### Task goal:
The entries below contain pictures. Retype everything except those pictures, exactly as given.

### Supplied records:
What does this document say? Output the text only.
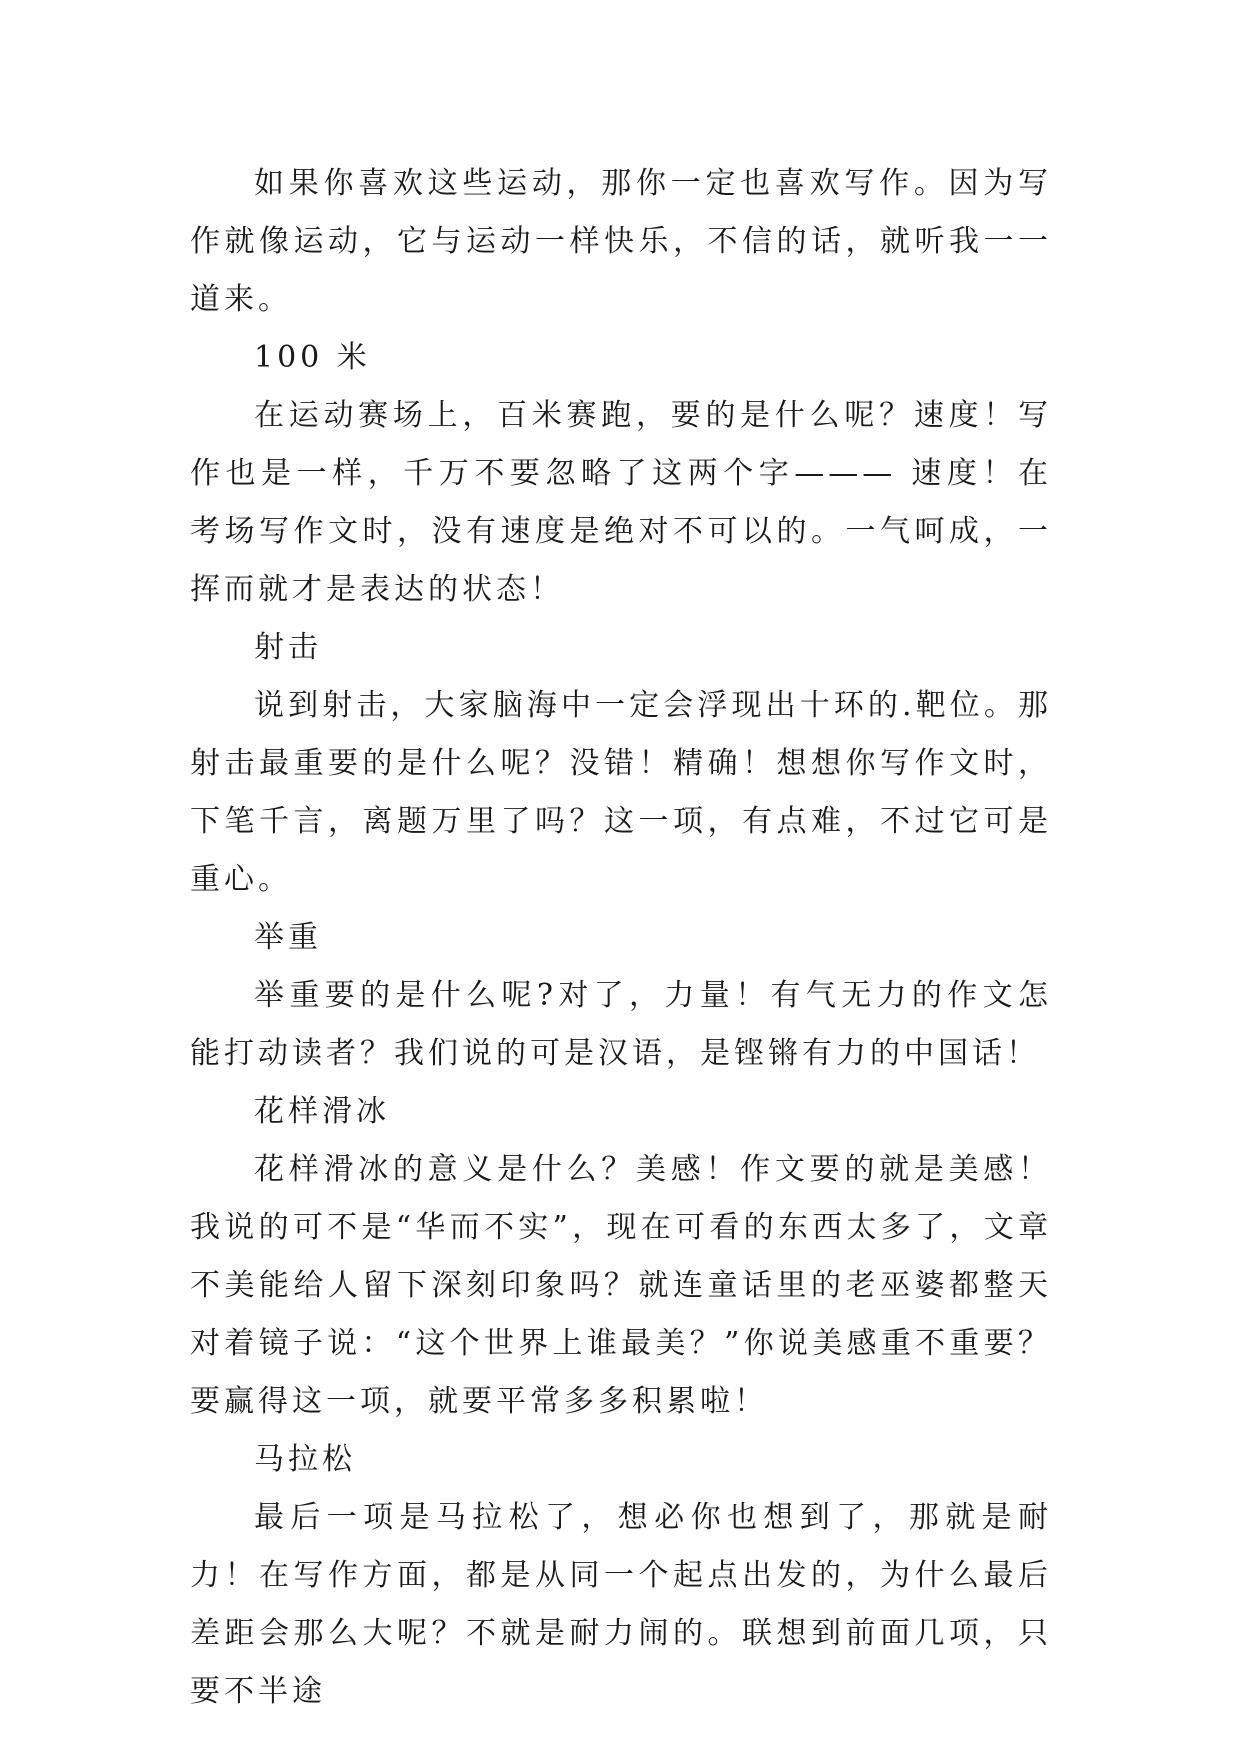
如果你喜欢这些运动，那你一定也喜欢写作。因为写作就像运动，它与运动一样快乐，不信的话，就听我一一道来。

100 米

在运动赛场上，百米赛跑，要的是什么呢？速度！写作也是一样，千万不要忽略了这两个字——— 速度！在考场写作文时，没有速度是绝对不可以的。一气呵成，一挥而就才是表达的状态！

射击

说到射击，大家脑海中一定会浮现出十环的.靶位。那射击最重要的是什么呢？没错！精确！想想你写作文时，下笔千言，离题万里了吗？这一项，有点难，不过它可是重心。

举重

举重要的是什么呢?对了，力量！有气无力的作文怎能打动读者？我们说的可是汉语，是铿锵有力的中国话！

花样滑冰

花样滑冰的意义是什么？美感！作文要的就是美感！我说的可不是“华而不实”，现在可看的东西太多了，文章不美能给人留下深刻印象吗？就连童话里的老巫婆都整天对着镜子说：“这个世界上谁最美？”你说美感重不重要？要赢得这一项，就要平常多多积累啦！

马拉松

最后一项是马拉松了，想必你也想到了，那就是耐力！在写作方面，都是从同一个起点出发的，为什么最后差距会那么大呢？不就是耐力闹的。联想到前面几项，只要不半途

### Result for this exercise:
What does this document say? Output the text only.
如果你喜欢这些运动，那你一定也喜欢写作。因为写作就像运动，它与运动一样快乐，不信的话，就听我一一道来。

100 米

在运动赛场上，百米赛跑，要的是什么呢？速度！写作也是一样，千万不要忽略了这两个字——— 速度！在考场写作文时，没有速度是绝对不可以的。一气呵成，一挥而就才是表达的状态！

射击

说到射击，大家脑海中一定会浮现出十环的.靶位。那射击最重要的是什么呢？没错！精确！想想你写作文时，下笔千言，离题万里了吗？这一项，有点难，不过它可是重心。

举重

举重要的是什么呢?对了，力量！有气无力的作文怎能打动读者？我们说的可是汉语，是铿锵有力的中国话！

花样滑冰

花样滑冰的意义是什么？美感！作文要的就是美感！我说的可不是“华而不实”，现在可看的东西太多了，文章不美能给人留下深刻印象吗？就连童话里的老巫婆都整天对着镜子说：“这个世界上谁最美？”你说美感重不重要？要赢得这一项，就要平常多多积累啦！

马拉松

最后一项是马拉松了，想必你也想到了，那就是耐力！在写作方面，都是从同一个起点出发的，为什么最后差距会那么大呢？不就是耐力闹的。联想到前面几项，只要不半途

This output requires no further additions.